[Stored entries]

--*--

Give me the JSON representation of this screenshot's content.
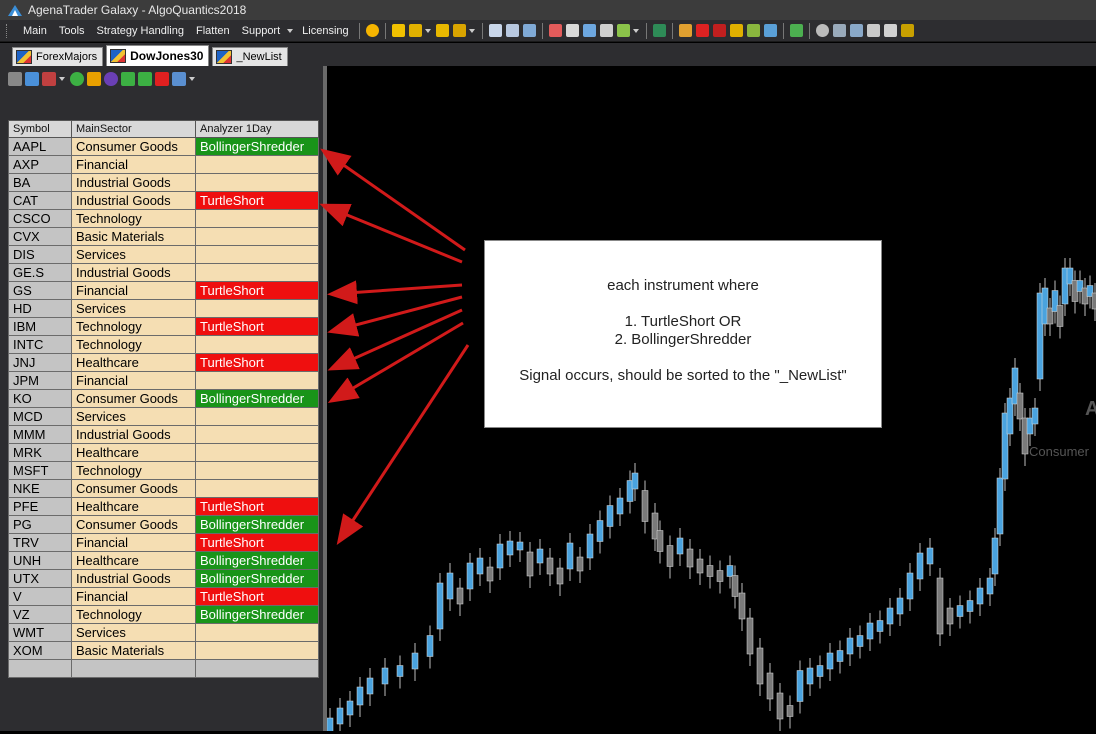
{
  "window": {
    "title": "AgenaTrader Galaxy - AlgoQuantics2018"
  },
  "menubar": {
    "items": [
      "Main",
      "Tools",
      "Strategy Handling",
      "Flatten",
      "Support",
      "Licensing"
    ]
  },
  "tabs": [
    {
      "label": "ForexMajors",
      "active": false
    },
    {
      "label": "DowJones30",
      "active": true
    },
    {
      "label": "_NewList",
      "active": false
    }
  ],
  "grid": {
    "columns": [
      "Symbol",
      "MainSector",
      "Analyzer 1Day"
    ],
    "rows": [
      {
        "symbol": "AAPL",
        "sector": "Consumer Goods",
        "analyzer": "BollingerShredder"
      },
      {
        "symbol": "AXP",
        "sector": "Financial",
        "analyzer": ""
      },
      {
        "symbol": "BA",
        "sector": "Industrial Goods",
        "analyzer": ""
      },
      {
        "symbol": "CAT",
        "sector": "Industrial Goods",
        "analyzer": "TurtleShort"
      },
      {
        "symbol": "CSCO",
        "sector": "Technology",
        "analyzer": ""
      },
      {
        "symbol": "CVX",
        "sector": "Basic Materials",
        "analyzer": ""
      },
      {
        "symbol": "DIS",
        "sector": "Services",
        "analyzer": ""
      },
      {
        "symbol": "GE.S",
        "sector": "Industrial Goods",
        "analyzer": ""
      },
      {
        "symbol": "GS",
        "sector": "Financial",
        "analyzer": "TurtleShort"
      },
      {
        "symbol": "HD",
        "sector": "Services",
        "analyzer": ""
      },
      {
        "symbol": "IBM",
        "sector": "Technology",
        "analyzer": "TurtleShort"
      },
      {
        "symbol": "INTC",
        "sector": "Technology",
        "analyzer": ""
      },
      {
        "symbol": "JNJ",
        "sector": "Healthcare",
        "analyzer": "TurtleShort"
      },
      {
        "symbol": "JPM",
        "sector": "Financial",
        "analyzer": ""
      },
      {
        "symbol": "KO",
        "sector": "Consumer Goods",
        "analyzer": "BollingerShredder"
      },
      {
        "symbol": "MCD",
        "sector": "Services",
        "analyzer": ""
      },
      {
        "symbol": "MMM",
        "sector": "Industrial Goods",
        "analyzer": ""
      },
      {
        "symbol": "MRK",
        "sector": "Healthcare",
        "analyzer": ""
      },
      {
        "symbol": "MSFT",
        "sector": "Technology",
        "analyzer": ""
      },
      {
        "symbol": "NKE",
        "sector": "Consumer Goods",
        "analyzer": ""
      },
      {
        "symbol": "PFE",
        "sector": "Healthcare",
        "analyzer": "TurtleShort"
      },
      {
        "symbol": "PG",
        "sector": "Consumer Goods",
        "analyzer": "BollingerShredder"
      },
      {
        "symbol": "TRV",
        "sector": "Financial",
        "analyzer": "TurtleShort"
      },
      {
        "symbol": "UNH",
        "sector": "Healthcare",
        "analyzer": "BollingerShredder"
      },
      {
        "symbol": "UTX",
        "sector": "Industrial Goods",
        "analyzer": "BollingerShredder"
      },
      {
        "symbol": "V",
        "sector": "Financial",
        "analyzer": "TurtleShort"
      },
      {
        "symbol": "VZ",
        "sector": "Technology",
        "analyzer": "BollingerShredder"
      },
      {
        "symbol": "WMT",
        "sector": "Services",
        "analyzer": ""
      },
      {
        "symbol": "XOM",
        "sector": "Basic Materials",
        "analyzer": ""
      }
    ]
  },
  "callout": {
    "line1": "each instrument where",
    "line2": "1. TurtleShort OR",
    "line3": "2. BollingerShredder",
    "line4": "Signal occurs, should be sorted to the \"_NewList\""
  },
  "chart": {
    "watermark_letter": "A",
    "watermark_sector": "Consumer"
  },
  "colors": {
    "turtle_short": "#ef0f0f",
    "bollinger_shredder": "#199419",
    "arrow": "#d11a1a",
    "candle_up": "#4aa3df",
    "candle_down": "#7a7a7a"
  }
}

--*--

**AIM OF THE EXERCISE:**
Reproduce the material above in full, exactly, with no images.

**ANSWER BELOW:**
Give me the JSON representation of this screenshot's content.
{
  "window": {
    "title": "AgenaTrader Galaxy - AlgoQuantics2018"
  },
  "menubar": {
    "items": [
      "Main",
      "Tools",
      "Strategy Handling",
      "Flatten",
      "Support",
      "Licensing"
    ]
  },
  "tabs": [
    {
      "label": "ForexMajors",
      "active": false
    },
    {
      "label": "DowJones30",
      "active": true
    },
    {
      "label": "_NewList",
      "active": false
    }
  ],
  "grid": {
    "columns": [
      "Symbol",
      "MainSector",
      "Analyzer 1Day"
    ],
    "rows": [
      {
        "symbol": "AAPL",
        "sector": "Consumer Goods",
        "analyzer": "BollingerShredder"
      },
      {
        "symbol": "AXP",
        "sector": "Financial",
        "analyzer": ""
      },
      {
        "symbol": "BA",
        "sector": "Industrial Goods",
        "analyzer": ""
      },
      {
        "symbol": "CAT",
        "sector": "Industrial Goods",
        "analyzer": "TurtleShort"
      },
      {
        "symbol": "CSCO",
        "sector": "Technology",
        "analyzer": ""
      },
      {
        "symbol": "CVX",
        "sector": "Basic Materials",
        "analyzer": ""
      },
      {
        "symbol": "DIS",
        "sector": "Services",
        "analyzer": ""
      },
      {
        "symbol": "GE.S",
        "sector": "Industrial Goods",
        "analyzer": ""
      },
      {
        "symbol": "GS",
        "sector": "Financial",
        "analyzer": "TurtleShort"
      },
      {
        "symbol": "HD",
        "sector": "Services",
        "analyzer": ""
      },
      {
        "symbol": "IBM",
        "sector": "Technology",
        "analyzer": "TurtleShort"
      },
      {
        "symbol": "INTC",
        "sector": "Technology",
        "analyzer": ""
      },
      {
        "symbol": "JNJ",
        "sector": "Healthcare",
        "analyzer": "TurtleShort"
      },
      {
        "symbol": "JPM",
        "sector": "Financial",
        "analyzer": ""
      },
      {
        "symbol": "KO",
        "sector": "Consumer Goods",
        "analyzer": "BollingerShredder"
      },
      {
        "symbol": "MCD",
        "sector": "Services",
        "analyzer": ""
      },
      {
        "symbol": "MMM",
        "sector": "Industrial Goods",
        "analyzer": ""
      },
      {
        "symbol": "MRK",
        "sector": "Healthcare",
        "analyzer": ""
      },
      {
        "symbol": "MSFT",
        "sector": "Technology",
        "analyzer": ""
      },
      {
        "symbol": "NKE",
        "sector": "Consumer Goods",
        "analyzer": ""
      },
      {
        "symbol": "PFE",
        "sector": "Healthcare",
        "analyzer": "TurtleShort"
      },
      {
        "symbol": "PG",
        "sector": "Consumer Goods",
        "analyzer": "BollingerShredder"
      },
      {
        "symbol": "TRV",
        "sector": "Financial",
        "analyzer": "TurtleShort"
      },
      {
        "symbol": "UNH",
        "sector": "Healthcare",
        "analyzer": "BollingerShredder"
      },
      {
        "symbol": "UTX",
        "sector": "Industrial Goods",
        "analyzer": "BollingerShredder"
      },
      {
        "symbol": "V",
        "sector": "Financial",
        "analyzer": "TurtleShort"
      },
      {
        "symbol": "VZ",
        "sector": "Technology",
        "analyzer": "BollingerShredder"
      },
      {
        "symbol": "WMT",
        "sector": "Services",
        "analyzer": ""
      },
      {
        "symbol": "XOM",
        "sector": "Basic Materials",
        "analyzer": ""
      }
    ]
  },
  "callout": {
    "line1": "each instrument where",
    "line2": "1. TurtleShort OR",
    "line3": "2. BollingerShredder",
    "line4": "Signal occurs, should be sorted to the \"_NewList\""
  },
  "chart": {
    "watermark_letter": "A",
    "watermark_sector": "Consumer"
  },
  "colors": {
    "turtle_short": "#ef0f0f",
    "bollinger_shredder": "#199419",
    "arrow": "#d11a1a",
    "candle_up": "#4aa3df",
    "candle_down": "#7a7a7a"
  }
}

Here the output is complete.